— Start of Recorded data —

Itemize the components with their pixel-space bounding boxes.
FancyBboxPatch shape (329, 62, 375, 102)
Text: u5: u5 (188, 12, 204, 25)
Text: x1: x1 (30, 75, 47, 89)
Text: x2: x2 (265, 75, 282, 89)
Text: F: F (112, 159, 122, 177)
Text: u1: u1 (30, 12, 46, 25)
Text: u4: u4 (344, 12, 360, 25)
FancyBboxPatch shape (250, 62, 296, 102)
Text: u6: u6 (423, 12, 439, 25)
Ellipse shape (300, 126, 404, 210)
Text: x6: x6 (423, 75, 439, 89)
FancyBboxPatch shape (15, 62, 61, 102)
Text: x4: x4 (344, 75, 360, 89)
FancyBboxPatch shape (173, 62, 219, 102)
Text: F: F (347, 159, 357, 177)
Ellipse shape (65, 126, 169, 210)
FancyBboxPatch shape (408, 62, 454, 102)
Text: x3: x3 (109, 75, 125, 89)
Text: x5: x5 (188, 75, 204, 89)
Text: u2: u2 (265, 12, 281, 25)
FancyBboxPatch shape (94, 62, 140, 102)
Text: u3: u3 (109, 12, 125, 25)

— End of Recorded data —

**What you need to do**
List every line of the entries as a numbered list, leaving out any blank lines.

**Solved exercise**
1. Itemize the components with their pixel-space bounding boxes.
2. FancyBboxPatch shape (329, 62, 375, 102)
3. Text: u5: u5 (188, 12, 204, 25)
4. Text: x1: x1 (30, 75, 47, 89)
5. Text: x2: x2 (265, 75, 282, 89)
6. Text: F: F (112, 159, 122, 177)
7. Text: u1: u1 (30, 12, 46, 25)
8. Text: u4: u4 (344, 12, 360, 25)
9. FancyBboxPatch shape (250, 62, 296, 102)
10. Text: u6: u6 (423, 12, 439, 25)
11. Ellipse shape (300, 126, 404, 210)
12. Text: x6: x6 (423, 75, 439, 89)
13. FancyBboxPatch shape (15, 62, 61, 102)
14. Text: x4: x4 (344, 75, 360, 89)
15. FancyBboxPatch shape (173, 62, 219, 102)
16. Text: F: F (347, 159, 357, 177)
17. Ellipse shape (65, 126, 169, 210)
18. FancyBboxPatch shape (408, 62, 454, 102)
19. Text: x3: x3 (109, 75, 125, 89)
20. Text: x5: x5 (188, 75, 204, 89)
21. Text: u2: u2 (265, 12, 281, 25)
22. FancyBboxPatch shape (94, 62, 140, 102)
23. Text: u3: u3 (109, 12, 125, 25)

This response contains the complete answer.